WHAT YOU ARE ASKED TO DO.
Extract every line that contains the string "JSON".

Excerpts from a figure dataset:
◇ ◇ ◇
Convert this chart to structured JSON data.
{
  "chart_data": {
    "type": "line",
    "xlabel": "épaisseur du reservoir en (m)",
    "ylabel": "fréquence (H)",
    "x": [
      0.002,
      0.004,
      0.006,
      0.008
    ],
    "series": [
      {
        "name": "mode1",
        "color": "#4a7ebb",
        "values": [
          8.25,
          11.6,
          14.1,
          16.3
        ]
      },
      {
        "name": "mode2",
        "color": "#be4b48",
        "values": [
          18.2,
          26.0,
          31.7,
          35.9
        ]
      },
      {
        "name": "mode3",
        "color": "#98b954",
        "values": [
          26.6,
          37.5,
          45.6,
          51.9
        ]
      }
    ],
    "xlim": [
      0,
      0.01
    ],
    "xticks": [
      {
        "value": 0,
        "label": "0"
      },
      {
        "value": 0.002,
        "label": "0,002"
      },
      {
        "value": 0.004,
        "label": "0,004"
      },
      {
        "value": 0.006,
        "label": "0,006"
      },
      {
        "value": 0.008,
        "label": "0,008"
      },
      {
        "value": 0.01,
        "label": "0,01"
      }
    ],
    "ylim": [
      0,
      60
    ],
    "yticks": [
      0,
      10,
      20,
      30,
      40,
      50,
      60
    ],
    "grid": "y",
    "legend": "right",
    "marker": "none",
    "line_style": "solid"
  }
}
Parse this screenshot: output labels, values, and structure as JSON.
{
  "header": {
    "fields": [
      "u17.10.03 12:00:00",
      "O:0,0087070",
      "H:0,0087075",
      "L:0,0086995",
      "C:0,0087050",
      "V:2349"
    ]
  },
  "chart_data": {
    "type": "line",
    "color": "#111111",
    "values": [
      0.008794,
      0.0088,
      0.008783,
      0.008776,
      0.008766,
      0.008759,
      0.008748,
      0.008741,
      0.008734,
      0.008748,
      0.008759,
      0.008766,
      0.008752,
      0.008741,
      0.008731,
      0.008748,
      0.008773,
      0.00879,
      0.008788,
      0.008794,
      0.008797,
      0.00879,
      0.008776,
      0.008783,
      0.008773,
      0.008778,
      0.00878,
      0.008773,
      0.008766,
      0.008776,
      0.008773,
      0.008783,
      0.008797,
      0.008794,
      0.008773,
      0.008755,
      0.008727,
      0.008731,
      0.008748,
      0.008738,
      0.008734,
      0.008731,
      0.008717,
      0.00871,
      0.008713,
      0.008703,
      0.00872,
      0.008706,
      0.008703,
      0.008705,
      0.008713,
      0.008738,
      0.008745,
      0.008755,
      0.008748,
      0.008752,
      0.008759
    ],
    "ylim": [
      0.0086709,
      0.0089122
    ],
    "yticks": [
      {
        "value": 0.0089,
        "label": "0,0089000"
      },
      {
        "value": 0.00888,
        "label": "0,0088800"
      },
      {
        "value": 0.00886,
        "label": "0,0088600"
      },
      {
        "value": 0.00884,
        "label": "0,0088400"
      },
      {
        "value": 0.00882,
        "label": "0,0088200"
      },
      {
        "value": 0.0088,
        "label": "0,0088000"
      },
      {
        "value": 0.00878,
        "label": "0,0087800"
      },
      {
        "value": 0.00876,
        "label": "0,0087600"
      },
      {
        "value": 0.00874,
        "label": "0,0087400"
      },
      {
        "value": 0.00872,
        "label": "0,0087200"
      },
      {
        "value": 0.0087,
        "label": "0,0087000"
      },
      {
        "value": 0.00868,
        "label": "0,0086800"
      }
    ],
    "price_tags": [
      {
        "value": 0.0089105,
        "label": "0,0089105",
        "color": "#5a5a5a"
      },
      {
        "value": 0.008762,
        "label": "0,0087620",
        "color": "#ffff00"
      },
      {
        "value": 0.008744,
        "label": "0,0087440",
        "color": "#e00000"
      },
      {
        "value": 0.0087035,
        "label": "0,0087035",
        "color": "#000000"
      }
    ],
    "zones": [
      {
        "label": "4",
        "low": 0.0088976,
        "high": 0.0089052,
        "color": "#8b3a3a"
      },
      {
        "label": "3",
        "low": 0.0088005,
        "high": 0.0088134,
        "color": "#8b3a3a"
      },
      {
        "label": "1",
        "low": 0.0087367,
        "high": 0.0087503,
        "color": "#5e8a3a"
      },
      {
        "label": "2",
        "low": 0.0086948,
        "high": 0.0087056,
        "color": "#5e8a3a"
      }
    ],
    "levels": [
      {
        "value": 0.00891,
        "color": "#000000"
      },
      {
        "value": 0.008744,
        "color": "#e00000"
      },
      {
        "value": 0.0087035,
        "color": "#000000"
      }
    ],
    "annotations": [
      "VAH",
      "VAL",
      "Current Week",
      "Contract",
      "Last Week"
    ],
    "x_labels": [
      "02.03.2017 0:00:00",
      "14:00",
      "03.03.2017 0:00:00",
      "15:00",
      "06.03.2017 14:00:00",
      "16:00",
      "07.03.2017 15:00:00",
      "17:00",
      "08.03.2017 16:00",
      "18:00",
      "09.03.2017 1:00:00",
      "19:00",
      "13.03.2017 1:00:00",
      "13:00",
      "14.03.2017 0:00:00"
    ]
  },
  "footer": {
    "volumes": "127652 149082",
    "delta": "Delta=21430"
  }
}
◇ ◇ ◇
RESPONSE TO THIS EXERCISE.
Convert this chart to structured JSON data.
Parse this screenshot: output labels, values, and structure as JSON.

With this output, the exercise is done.